Exercise task: Without the pictures, set down the records below word for word.

Given data:
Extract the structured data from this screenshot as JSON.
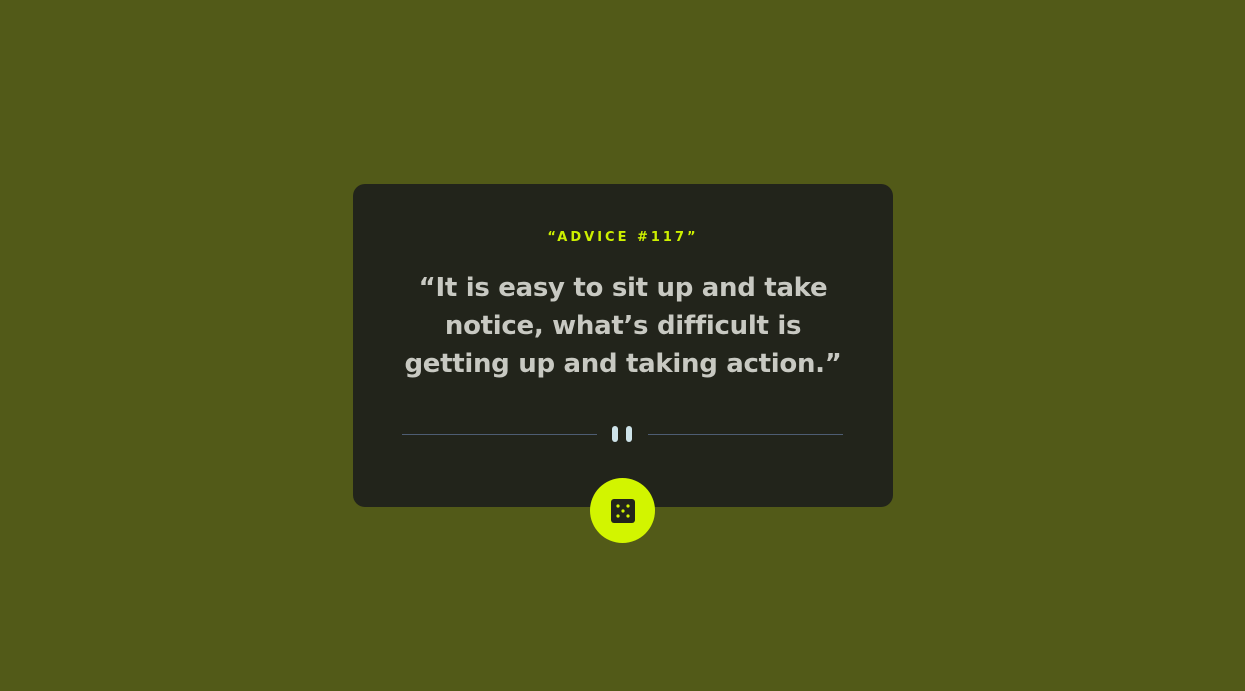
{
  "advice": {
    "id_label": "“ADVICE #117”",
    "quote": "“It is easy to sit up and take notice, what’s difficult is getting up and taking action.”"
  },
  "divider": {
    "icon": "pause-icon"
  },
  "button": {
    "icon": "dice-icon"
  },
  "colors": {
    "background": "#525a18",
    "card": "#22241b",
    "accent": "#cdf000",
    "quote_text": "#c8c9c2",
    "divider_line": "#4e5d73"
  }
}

Response to this task:
Extract the structured data from this screenshot as JSON.
{
  "advice": {
    "id_label": "“ADVICE #117”",
    "quote": "“It is easy to sit up and take notice, what’s difficult is getting up and taking action.”"
  },
  "divider": {
    "icon": "pause-icon"
  },
  "button": {
    "icon": "dice-icon"
  },
  "colors": {
    "background": "#525a18",
    "card": "#22241b",
    "accent": "#cdf000",
    "quote_text": "#c8c9c2",
    "divider_line": "#4e5d73"
  }
}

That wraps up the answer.